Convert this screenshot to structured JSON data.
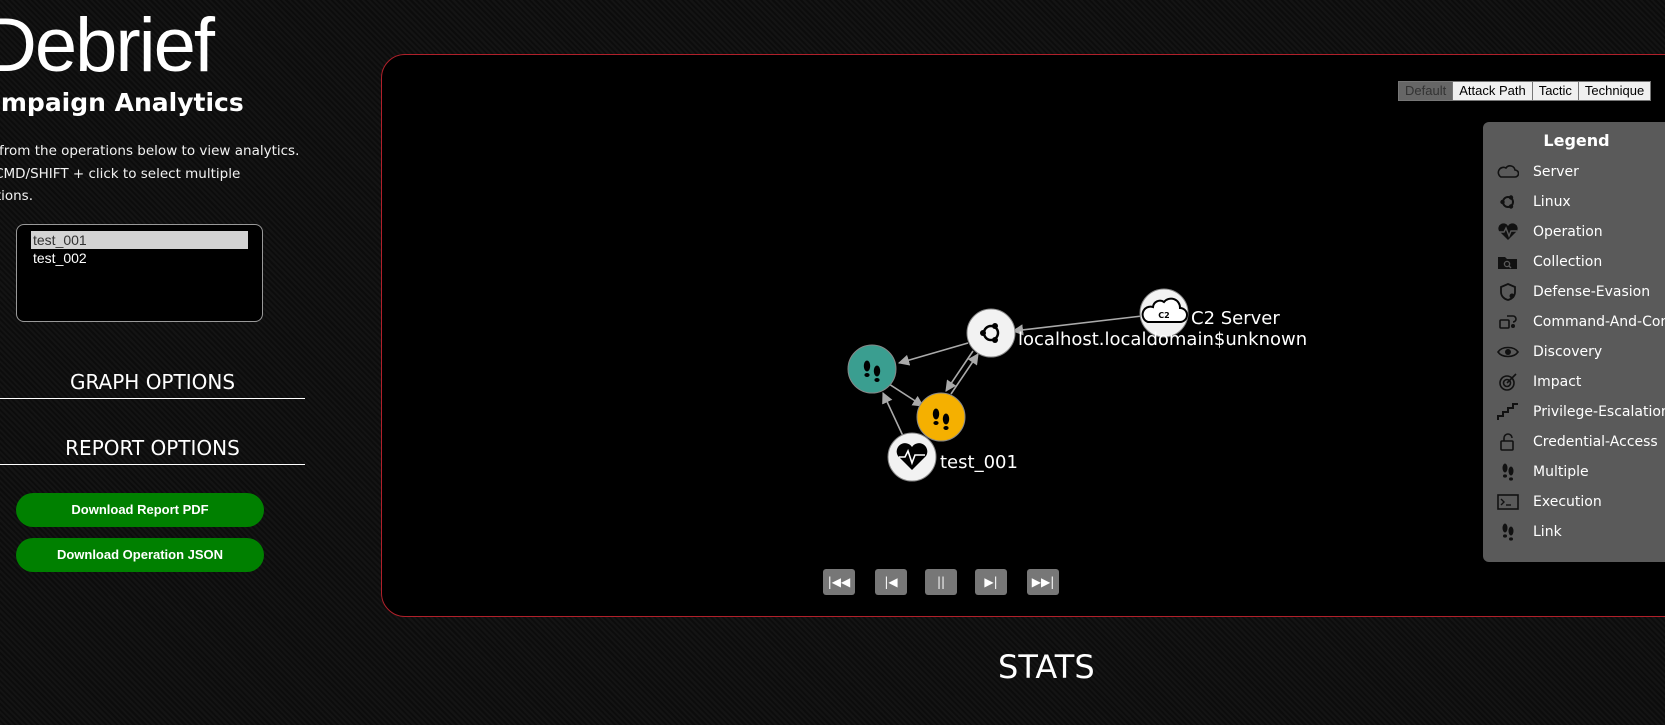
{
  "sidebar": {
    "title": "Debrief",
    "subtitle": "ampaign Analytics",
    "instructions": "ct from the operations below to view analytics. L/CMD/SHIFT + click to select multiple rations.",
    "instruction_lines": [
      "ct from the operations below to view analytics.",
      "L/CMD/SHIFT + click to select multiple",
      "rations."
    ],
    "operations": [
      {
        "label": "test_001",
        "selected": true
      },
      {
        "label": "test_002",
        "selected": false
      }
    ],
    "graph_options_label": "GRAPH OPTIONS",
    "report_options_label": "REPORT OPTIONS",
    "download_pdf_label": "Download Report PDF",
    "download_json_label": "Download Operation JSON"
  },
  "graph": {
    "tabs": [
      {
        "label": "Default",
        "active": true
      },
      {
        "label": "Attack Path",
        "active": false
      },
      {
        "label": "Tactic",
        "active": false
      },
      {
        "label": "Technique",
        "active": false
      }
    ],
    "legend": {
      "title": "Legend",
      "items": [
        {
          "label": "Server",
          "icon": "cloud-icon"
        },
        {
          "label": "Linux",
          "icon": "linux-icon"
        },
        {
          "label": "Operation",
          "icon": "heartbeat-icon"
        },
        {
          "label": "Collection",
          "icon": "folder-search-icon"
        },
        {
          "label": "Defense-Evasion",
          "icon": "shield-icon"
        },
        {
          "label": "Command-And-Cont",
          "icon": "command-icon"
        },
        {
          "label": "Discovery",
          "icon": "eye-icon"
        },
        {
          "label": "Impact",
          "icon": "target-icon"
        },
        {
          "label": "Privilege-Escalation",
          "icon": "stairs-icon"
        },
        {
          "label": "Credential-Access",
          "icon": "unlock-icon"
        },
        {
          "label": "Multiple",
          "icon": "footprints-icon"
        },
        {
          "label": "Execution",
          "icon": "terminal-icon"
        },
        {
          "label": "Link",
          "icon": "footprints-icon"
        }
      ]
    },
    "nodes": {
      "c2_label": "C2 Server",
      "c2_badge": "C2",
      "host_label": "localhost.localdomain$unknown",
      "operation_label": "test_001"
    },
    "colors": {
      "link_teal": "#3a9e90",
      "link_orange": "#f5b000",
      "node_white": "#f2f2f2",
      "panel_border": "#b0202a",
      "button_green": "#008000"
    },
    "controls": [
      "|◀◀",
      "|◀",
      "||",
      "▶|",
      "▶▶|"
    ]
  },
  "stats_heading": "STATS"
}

**SET EXERCISE:** Pictures are not part of the copy; output everything else in the records exactly.

**FINISHED EXERCISE:**
Convert this screenshot to structured JSON data.
{
  "sidebar": {
    "title": "Debrief",
    "subtitle": "ampaign Analytics",
    "instructions": "ct from the operations below to view analytics. L/CMD/SHIFT + click to select multiple rations.",
    "instruction_lines": [
      "ct from the operations below to view analytics.",
      "L/CMD/SHIFT + click to select multiple",
      "rations."
    ],
    "operations": [
      {
        "label": "test_001",
        "selected": true
      },
      {
        "label": "test_002",
        "selected": false
      }
    ],
    "graph_options_label": "GRAPH OPTIONS",
    "report_options_label": "REPORT OPTIONS",
    "download_pdf_label": "Download Report PDF",
    "download_json_label": "Download Operation JSON"
  },
  "graph": {
    "tabs": [
      {
        "label": "Default",
        "active": true
      },
      {
        "label": "Attack Path",
        "active": false
      },
      {
        "label": "Tactic",
        "active": false
      },
      {
        "label": "Technique",
        "active": false
      }
    ],
    "legend": {
      "title": "Legend",
      "items": [
        {
          "label": "Server",
          "icon": "cloud-icon"
        },
        {
          "label": "Linux",
          "icon": "linux-icon"
        },
        {
          "label": "Operation",
          "icon": "heartbeat-icon"
        },
        {
          "label": "Collection",
          "icon": "folder-search-icon"
        },
        {
          "label": "Defense-Evasion",
          "icon": "shield-icon"
        },
        {
          "label": "Command-And-Cont",
          "icon": "command-icon"
        },
        {
          "label": "Discovery",
          "icon": "eye-icon"
        },
        {
          "label": "Impact",
          "icon": "target-icon"
        },
        {
          "label": "Privilege-Escalation",
          "icon": "stairs-icon"
        },
        {
          "label": "Credential-Access",
          "icon": "unlock-icon"
        },
        {
          "label": "Multiple",
          "icon": "footprints-icon"
        },
        {
          "label": "Execution",
          "icon": "terminal-icon"
        },
        {
          "label": "Link",
          "icon": "footprints-icon"
        }
      ]
    },
    "nodes": {
      "c2_label": "C2 Server",
      "c2_badge": "C2",
      "host_label": "localhost.localdomain$unknown",
      "operation_label": "test_001"
    },
    "colors": {
      "link_teal": "#3a9e90",
      "link_orange": "#f5b000",
      "node_white": "#f2f2f2",
      "panel_border": "#b0202a",
      "button_green": "#008000"
    },
    "controls": [
      "|◀◀",
      "|◀",
      "||",
      "▶|",
      "▶▶|"
    ]
  },
  "stats_heading": "STATS"
}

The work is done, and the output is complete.